-- DIRECTIVE --
In the listing below, identify each line with the word "快乐游园" and return those lines.

◇ ◇ ◇

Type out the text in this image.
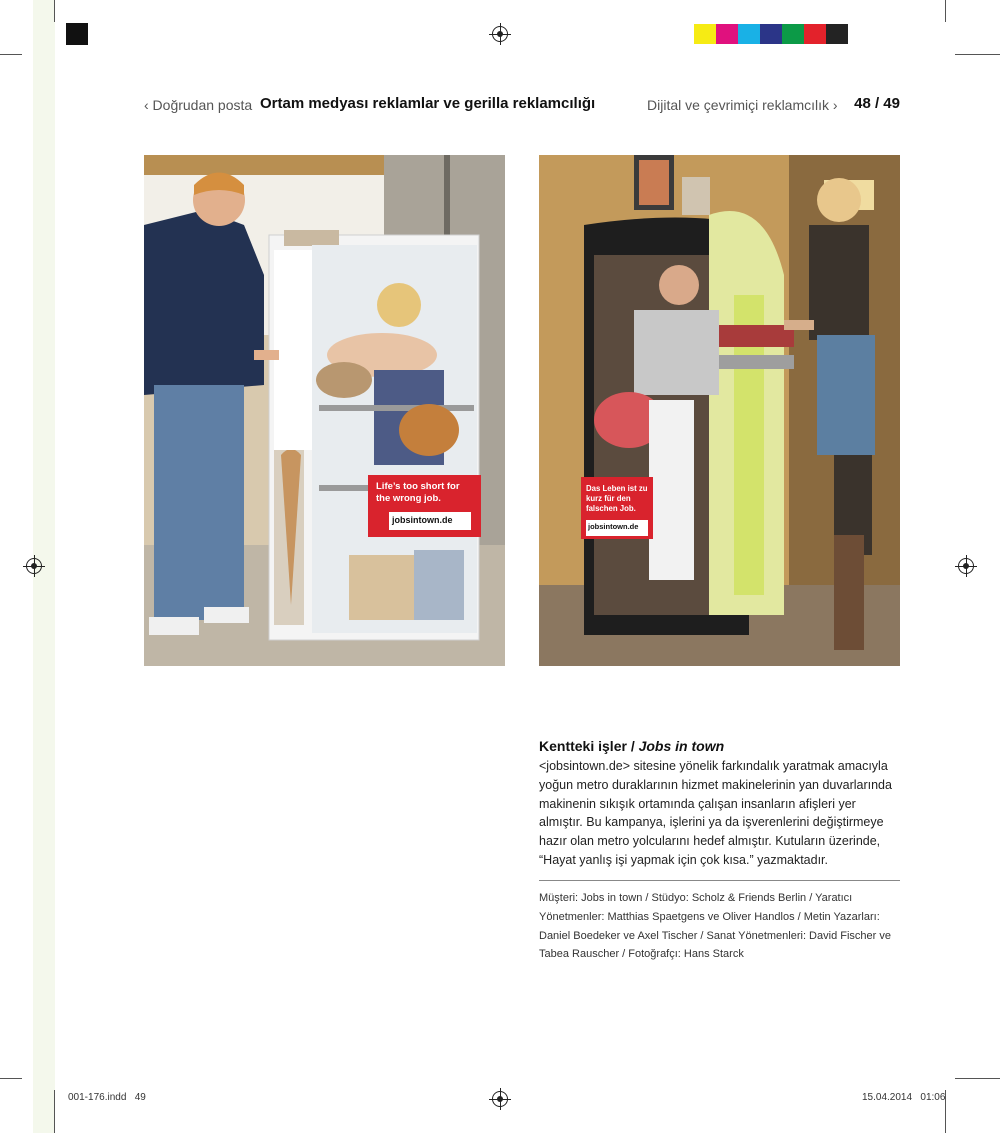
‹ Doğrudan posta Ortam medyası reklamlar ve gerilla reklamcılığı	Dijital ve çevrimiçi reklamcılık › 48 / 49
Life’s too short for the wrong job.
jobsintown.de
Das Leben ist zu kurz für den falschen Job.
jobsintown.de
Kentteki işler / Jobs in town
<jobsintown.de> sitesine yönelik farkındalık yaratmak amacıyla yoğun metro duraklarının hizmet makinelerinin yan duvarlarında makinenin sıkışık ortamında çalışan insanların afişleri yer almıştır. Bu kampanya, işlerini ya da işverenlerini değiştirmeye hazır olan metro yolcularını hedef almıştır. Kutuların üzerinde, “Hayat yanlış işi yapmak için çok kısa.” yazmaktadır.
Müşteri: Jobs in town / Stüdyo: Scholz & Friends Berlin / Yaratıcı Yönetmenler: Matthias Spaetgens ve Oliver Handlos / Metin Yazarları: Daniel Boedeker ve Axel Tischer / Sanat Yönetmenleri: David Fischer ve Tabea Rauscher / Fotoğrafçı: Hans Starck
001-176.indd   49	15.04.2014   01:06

◇ ◇ ◇

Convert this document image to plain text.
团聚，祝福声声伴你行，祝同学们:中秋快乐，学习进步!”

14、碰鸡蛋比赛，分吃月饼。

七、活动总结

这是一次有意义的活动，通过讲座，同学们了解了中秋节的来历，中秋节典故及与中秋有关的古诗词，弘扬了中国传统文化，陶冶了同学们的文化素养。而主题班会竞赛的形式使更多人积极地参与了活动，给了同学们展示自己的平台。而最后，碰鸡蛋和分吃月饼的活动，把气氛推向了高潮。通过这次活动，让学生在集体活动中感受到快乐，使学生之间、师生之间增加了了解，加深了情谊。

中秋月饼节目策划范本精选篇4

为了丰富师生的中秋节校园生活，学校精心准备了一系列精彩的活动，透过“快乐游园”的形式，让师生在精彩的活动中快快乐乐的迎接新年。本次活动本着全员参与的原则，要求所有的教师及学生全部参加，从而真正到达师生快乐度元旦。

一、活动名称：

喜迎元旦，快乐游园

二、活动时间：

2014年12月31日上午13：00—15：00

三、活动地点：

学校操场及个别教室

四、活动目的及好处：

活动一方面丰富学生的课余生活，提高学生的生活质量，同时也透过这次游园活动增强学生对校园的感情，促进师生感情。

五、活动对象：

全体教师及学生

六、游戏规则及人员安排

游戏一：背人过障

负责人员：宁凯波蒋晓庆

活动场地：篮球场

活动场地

◇ ◇ ◇

-- TASK SOLUTION --
为了丰富师生的中秋节校园生活，学校精心准备了一系列精彩的活动，透过“快乐游园”的形式，让师生在精彩的活动中快快乐乐的迎接新年。本次活动本着全员参与的原则，要求所有的教师及学生全部参加，从而真正到达师生快乐度元旦。
喜迎元旦，快乐游园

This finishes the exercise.